What follows are records. Restate all of them word for word.

** START Data entries **

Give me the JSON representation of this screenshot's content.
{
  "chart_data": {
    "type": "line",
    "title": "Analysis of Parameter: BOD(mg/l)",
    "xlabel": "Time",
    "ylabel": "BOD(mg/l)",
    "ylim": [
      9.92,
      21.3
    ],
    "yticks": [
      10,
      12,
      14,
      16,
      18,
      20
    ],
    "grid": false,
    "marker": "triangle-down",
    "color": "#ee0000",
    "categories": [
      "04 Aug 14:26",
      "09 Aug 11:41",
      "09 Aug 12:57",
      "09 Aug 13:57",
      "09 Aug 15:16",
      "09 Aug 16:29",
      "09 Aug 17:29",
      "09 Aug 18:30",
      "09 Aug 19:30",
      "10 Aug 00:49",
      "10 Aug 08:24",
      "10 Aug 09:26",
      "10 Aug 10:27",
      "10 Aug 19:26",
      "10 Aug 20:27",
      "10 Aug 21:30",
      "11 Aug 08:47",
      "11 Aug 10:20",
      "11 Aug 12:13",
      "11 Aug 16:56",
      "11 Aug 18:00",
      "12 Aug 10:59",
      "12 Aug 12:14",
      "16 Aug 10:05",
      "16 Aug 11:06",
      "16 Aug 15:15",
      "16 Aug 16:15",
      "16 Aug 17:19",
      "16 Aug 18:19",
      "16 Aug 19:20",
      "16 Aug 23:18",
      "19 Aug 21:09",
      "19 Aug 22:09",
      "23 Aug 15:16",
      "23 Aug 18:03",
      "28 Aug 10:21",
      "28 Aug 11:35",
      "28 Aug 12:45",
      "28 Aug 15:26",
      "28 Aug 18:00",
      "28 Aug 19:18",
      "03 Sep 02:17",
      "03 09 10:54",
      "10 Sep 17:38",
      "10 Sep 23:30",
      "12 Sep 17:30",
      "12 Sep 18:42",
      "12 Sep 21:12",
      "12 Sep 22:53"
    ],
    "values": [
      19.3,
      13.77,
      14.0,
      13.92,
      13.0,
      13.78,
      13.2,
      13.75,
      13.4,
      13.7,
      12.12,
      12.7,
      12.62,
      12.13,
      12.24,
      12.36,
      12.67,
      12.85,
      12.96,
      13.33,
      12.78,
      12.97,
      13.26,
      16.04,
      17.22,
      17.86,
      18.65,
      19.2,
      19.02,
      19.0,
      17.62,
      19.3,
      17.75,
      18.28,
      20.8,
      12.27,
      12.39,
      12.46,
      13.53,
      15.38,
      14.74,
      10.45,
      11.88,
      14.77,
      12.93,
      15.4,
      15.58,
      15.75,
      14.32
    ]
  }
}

** END Data entries **

Output:
Give me the JSON representation of this screenshot's content.
{
  "chart_data": {
    "type": "line",
    "title": "Analysis of Parameter: BOD(mg/l)",
    "xlabel": "Time",
    "ylabel": "BOD(mg/l)",
    "ylim": [
      9.92,
      21.3
    ],
    "yticks": [
      10,
      12,
      14,
      16,
      18,
      20
    ],
    "grid": false,
    "marker": "triangle-down",
    "color": "#ee0000",
    "categories": [
      "04 Aug 14:26",
      "09 Aug 11:41",
      "09 Aug 12:57",
      "09 Aug 13:57",
      "09 Aug 15:16",
      "09 Aug 16:29",
      "09 Aug 17:29",
      "09 Aug 18:30",
      "09 Aug 19:30",
      "10 Aug 00:49",
      "10 Aug 08:24",
      "10 Aug 09:26",
      "10 Aug 10:27",
      "10 Aug 19:26",
      "10 Aug 20:27",
      "10 Aug 21:30",
      "11 Aug 08:47",
      "11 Aug 10:20",
      "11 Aug 12:13",
      "11 Aug 16:56",
      "11 Aug 18:00",
      "12 Aug 10:59",
      "12 Aug 12:14",
      "16 Aug 10:05",
      "16 Aug 11:06",
      "16 Aug 15:15",
      "16 Aug 16:15",
      "16 Aug 17:19",
      "16 Aug 18:19",
      "16 Aug 19:20",
      "16 Aug 23:18",
      "19 Aug 21:09",
      "19 Aug 22:09",
      "23 Aug 15:16",
      "23 Aug 18:03",
      "28 Aug 10:21",
      "28 Aug 11:35",
      "28 Aug 12:45",
      "28 Aug 15:26",
      "28 Aug 18:00",
      "28 Aug 19:18",
      "03 Sep 02:17",
      "03 09 10:54",
      "10 Sep 17:38",
      "10 Sep 23:30",
      "12 Sep 17:30",
      "12 Sep 18:42",
      "12 Sep 21:12",
      "12 Sep 22:53"
    ],
    "values": [
      19.3,
      13.77,
      14.0,
      13.92,
      13.0,
      13.78,
      13.2,
      13.75,
      13.4,
      13.7,
      12.12,
      12.7,
      12.62,
      12.13,
      12.24,
      12.36,
      12.67,
      12.85,
      12.96,
      13.33,
      12.78,
      12.97,
      13.26,
      16.04,
      17.22,
      17.86,
      18.65,
      19.2,
      19.02,
      19.0,
      17.62,
      19.3,
      17.75,
      18.28,
      20.8,
      12.27,
      12.39,
      12.46,
      13.53,
      15.38,
      14.74,
      10.45,
      11.88,
      14.77,
      12.93,
      15.4,
      15.58,
      15.75,
      14.32
    ]
  }
}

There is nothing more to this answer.